[Set problem] Read the lines below and count those that have the word "محذوف". Respond with the number only.

◆ ◆ ◆ ◆

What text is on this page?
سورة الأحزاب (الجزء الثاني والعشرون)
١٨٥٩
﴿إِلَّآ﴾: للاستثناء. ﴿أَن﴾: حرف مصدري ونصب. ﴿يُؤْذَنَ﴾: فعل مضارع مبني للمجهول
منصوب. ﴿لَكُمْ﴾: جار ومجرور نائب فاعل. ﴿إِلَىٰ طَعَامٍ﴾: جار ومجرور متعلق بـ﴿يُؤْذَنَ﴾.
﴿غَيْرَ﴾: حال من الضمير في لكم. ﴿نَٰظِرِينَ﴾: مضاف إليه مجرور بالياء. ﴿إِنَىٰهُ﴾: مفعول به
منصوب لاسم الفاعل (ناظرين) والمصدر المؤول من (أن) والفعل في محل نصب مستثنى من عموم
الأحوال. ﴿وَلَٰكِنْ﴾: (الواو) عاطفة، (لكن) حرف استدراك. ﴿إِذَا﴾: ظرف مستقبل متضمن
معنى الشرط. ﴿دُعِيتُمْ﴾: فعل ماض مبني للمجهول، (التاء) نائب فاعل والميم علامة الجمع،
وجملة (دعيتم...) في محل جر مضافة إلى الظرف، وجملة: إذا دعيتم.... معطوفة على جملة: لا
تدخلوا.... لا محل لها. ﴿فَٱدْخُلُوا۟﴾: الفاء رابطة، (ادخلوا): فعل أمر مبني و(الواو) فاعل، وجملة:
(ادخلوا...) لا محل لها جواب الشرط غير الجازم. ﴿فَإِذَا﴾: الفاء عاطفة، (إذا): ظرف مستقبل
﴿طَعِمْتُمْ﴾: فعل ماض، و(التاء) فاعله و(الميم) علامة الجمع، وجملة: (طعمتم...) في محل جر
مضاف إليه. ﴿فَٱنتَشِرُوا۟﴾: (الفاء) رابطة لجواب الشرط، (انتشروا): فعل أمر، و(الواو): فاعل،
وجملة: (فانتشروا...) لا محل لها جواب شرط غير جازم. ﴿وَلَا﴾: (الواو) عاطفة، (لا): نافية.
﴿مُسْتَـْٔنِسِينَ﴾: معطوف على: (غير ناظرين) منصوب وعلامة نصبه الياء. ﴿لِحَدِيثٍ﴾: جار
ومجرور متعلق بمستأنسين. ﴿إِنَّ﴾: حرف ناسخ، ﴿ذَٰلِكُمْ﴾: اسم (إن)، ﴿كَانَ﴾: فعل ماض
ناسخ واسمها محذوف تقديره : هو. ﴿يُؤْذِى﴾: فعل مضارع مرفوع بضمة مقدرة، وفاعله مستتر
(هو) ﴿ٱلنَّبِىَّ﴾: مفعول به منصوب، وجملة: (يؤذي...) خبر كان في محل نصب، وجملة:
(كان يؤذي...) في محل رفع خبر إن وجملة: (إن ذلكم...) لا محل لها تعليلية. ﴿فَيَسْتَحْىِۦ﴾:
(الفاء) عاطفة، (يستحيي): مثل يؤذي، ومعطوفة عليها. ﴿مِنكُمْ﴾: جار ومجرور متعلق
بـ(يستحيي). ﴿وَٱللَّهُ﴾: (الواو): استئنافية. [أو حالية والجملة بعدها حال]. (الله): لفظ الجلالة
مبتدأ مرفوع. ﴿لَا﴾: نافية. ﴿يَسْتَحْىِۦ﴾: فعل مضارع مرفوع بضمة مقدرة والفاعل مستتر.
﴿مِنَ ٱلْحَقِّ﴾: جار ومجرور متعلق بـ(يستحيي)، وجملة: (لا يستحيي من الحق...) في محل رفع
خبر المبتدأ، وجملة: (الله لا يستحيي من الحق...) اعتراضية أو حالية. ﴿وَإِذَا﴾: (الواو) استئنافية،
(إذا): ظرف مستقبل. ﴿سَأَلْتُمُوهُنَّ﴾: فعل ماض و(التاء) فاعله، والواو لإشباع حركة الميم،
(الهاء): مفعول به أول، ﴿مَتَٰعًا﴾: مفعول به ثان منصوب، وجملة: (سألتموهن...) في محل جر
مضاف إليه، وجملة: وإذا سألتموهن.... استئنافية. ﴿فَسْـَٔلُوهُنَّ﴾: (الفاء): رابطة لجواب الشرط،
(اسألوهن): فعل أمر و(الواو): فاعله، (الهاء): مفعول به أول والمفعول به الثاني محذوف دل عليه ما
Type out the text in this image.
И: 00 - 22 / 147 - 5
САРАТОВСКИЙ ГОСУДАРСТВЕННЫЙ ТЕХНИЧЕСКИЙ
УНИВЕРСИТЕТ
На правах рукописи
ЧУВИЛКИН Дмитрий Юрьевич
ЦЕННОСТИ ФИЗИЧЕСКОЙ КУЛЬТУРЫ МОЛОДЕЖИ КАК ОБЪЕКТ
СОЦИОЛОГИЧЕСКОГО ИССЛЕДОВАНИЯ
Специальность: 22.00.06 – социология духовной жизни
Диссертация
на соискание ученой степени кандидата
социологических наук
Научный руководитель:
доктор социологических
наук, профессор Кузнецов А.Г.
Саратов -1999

◆ ◆ ◆ ◆

[Complete response] 2